● WHAT TO DO
Select the lines that contain "structured" and copy each of them.

● SUPPLIED MATERIAL
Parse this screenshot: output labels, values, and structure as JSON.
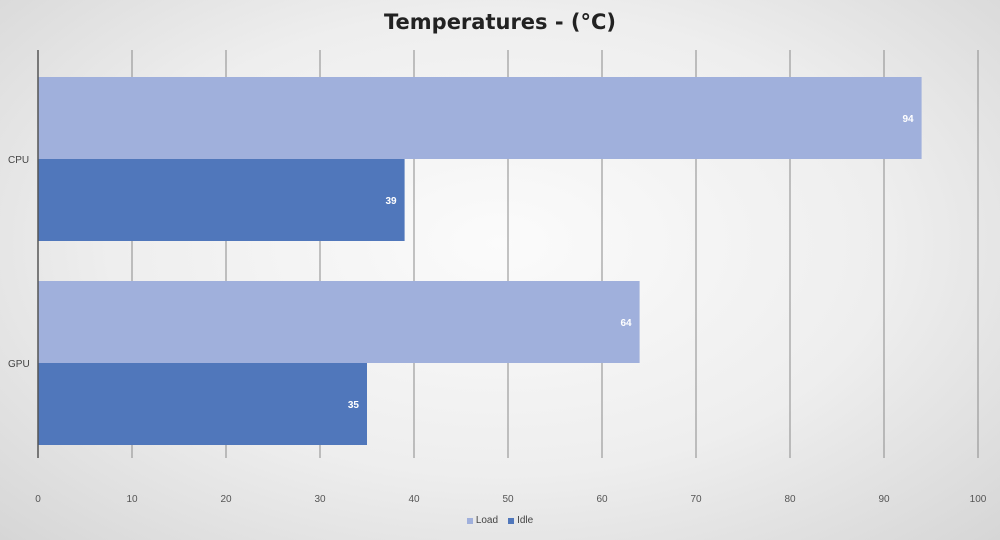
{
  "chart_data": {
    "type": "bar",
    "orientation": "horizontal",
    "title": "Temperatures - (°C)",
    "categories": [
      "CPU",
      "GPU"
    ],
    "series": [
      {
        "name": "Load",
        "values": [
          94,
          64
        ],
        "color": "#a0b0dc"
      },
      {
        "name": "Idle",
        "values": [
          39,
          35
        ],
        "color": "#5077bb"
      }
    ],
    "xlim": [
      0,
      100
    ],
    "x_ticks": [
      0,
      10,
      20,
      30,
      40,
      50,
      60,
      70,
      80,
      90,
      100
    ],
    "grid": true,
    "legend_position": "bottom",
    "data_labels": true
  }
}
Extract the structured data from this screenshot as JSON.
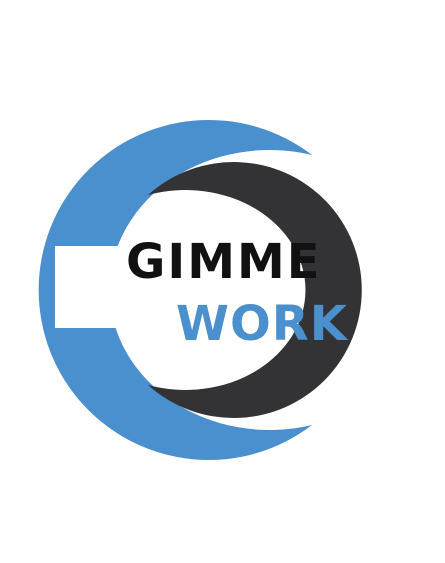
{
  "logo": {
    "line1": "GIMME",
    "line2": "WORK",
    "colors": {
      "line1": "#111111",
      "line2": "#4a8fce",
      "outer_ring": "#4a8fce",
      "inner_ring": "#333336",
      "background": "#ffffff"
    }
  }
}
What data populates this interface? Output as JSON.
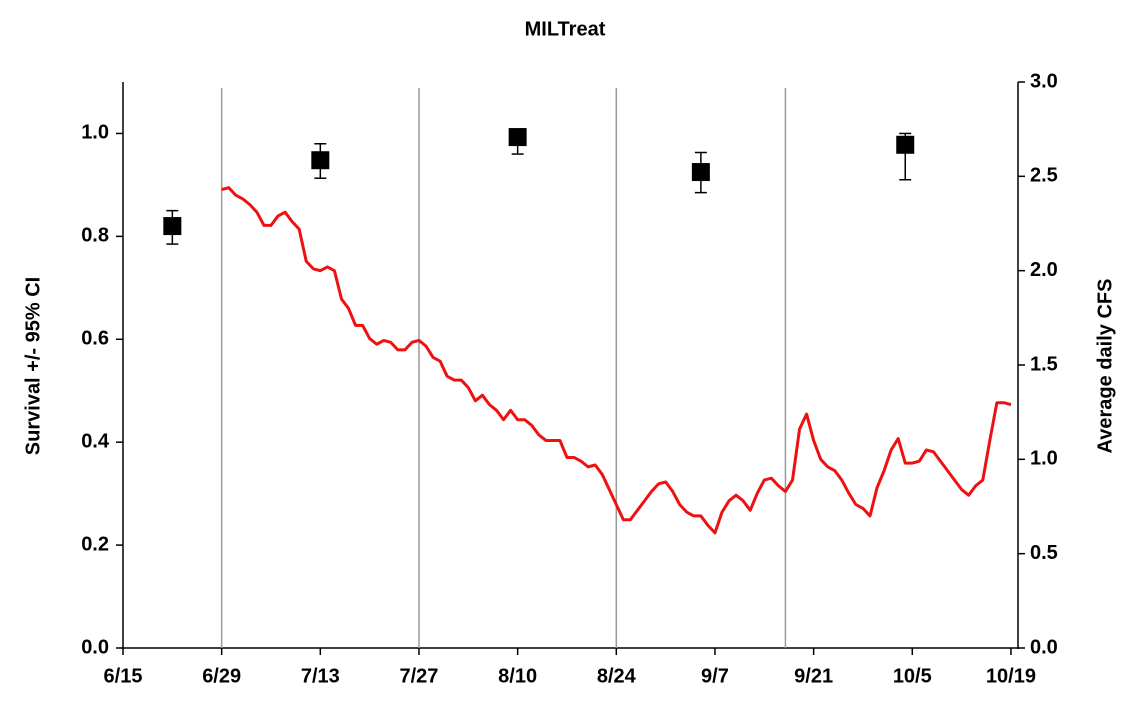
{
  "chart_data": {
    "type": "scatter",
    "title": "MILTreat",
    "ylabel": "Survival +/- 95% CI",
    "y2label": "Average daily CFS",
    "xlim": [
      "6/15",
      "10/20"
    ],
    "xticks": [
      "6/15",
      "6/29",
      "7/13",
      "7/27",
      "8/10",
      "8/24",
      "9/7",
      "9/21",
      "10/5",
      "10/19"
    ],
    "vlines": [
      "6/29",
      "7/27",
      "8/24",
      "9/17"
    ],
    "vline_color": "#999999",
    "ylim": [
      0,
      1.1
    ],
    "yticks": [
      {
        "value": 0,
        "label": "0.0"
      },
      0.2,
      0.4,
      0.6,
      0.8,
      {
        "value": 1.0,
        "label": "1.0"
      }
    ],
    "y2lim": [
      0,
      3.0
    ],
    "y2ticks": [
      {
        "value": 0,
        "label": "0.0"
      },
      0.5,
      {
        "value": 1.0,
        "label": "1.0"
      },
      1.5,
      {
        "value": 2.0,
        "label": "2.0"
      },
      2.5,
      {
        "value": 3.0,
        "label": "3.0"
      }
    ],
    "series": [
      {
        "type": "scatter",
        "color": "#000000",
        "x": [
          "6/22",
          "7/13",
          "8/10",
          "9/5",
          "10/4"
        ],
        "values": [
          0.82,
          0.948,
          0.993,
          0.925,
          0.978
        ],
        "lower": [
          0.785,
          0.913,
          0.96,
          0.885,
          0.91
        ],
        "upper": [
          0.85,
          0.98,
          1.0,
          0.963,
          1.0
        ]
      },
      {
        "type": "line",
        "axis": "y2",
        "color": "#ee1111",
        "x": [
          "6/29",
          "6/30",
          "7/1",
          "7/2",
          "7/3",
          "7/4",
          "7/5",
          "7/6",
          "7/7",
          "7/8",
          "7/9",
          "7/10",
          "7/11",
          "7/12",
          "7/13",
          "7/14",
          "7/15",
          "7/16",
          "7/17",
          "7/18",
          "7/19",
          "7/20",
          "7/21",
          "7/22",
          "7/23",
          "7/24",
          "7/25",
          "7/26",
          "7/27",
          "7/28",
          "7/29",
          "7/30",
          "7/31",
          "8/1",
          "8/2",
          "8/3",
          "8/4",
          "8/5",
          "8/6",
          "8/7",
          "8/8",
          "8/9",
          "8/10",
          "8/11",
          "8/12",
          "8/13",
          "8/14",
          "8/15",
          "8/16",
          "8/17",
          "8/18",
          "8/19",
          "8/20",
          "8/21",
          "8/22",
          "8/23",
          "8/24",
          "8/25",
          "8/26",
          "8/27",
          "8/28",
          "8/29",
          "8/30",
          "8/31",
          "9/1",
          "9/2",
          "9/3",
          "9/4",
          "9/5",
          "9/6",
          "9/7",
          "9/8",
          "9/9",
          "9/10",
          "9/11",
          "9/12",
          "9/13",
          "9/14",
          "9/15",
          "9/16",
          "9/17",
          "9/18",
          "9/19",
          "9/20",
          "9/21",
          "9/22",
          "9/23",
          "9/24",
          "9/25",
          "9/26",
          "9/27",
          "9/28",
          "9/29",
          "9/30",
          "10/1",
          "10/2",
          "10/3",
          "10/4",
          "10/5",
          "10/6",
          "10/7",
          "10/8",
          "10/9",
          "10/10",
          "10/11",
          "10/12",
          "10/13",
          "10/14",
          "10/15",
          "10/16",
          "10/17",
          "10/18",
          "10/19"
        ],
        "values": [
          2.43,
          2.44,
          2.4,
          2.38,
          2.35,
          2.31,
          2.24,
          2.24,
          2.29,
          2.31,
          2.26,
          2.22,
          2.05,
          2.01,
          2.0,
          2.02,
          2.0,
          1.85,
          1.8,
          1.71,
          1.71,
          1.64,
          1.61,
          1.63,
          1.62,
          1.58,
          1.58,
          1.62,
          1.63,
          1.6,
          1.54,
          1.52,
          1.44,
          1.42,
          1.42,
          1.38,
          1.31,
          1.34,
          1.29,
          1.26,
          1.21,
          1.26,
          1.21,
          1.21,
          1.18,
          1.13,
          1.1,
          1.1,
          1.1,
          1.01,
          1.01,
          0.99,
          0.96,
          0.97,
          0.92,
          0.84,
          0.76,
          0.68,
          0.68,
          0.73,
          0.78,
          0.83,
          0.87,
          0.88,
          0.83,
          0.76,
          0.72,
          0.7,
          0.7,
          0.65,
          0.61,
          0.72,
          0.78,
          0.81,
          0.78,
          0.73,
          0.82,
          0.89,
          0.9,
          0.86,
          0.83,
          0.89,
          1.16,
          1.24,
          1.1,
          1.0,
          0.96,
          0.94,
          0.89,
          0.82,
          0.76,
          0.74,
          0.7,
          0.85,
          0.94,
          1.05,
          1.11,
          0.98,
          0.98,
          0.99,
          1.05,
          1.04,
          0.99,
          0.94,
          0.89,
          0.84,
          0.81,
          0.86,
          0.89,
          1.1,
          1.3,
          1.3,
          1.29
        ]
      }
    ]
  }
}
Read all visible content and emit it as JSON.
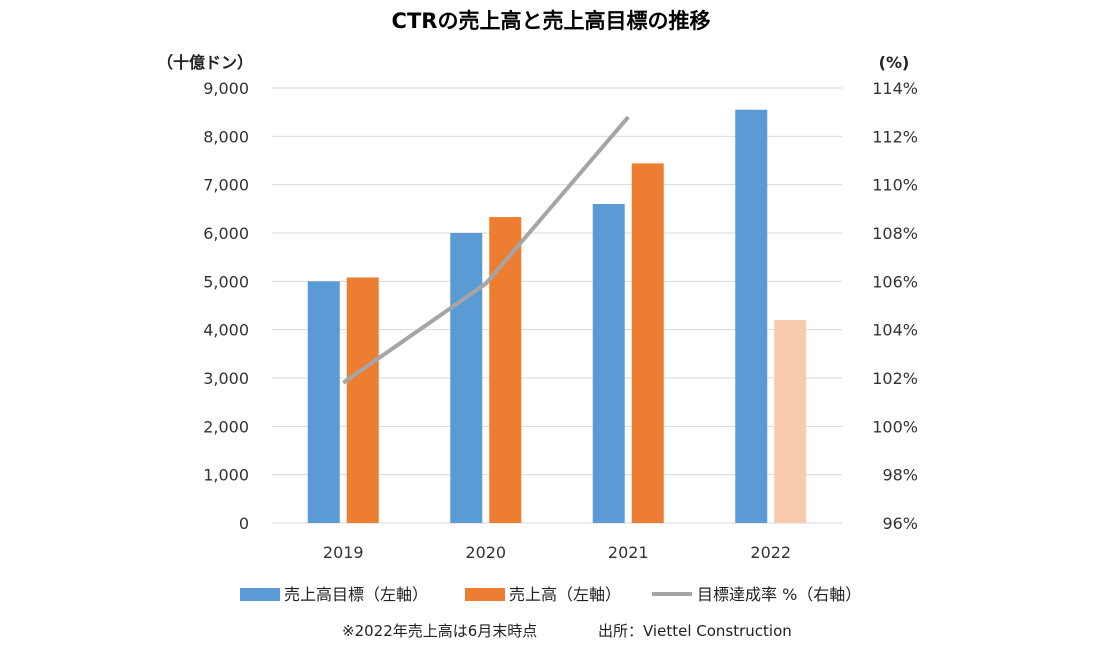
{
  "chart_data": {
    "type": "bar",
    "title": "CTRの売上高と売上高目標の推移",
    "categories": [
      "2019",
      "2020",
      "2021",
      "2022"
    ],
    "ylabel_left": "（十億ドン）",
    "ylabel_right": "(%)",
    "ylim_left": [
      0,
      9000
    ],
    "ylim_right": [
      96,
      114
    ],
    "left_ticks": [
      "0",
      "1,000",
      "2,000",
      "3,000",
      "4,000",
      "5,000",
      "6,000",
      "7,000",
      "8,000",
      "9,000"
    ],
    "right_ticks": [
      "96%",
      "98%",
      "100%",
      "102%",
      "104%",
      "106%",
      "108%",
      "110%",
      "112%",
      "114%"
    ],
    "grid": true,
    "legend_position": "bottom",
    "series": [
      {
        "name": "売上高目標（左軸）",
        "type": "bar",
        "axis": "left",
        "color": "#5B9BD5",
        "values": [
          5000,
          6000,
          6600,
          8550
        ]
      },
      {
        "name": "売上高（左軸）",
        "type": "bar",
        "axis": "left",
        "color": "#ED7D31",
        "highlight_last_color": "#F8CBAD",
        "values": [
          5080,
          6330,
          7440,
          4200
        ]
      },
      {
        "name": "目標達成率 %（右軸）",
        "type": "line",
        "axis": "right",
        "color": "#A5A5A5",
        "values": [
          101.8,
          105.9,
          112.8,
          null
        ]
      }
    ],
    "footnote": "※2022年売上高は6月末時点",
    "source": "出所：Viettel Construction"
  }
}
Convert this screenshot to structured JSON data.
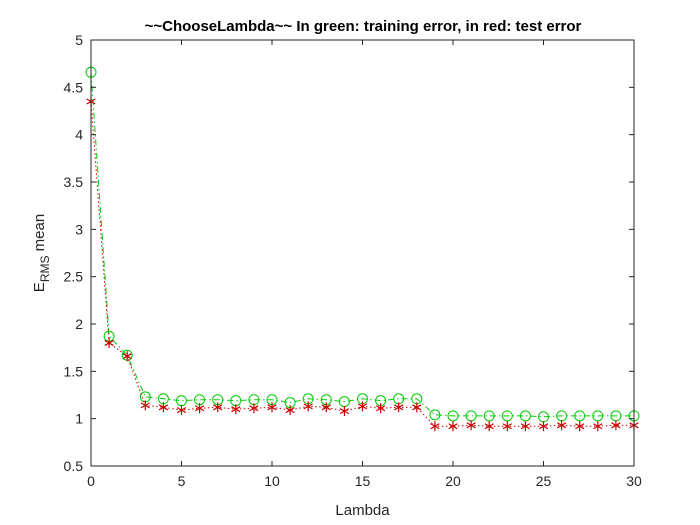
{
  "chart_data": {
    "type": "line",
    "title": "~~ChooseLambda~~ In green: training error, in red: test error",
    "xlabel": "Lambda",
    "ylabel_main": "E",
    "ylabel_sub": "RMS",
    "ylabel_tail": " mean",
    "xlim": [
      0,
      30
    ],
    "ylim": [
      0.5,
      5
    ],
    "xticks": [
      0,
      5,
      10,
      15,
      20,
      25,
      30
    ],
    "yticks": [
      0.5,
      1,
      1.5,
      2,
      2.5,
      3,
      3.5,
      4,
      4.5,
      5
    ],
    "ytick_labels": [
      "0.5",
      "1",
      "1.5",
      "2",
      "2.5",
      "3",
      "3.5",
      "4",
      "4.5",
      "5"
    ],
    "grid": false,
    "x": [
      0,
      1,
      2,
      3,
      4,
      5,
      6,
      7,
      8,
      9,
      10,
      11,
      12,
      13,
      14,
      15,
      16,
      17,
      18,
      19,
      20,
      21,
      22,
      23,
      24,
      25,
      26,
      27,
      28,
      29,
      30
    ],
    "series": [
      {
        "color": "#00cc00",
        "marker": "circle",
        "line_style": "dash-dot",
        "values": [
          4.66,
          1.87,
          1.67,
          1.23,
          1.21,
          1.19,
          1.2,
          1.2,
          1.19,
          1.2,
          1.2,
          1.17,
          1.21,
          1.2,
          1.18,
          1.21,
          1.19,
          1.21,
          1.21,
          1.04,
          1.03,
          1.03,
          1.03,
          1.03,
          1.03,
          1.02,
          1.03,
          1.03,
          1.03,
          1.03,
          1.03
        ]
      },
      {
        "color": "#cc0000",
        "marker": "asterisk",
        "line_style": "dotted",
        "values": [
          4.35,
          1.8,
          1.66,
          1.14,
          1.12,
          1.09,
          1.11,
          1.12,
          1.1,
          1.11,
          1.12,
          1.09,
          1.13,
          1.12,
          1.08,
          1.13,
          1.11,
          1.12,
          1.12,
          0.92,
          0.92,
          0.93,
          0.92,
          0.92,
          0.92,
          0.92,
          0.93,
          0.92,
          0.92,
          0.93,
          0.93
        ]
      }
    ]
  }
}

● TASK ANSWER
Extract the structured data from this screenshot as JSON.
Convert this screenshot to structured JSON data.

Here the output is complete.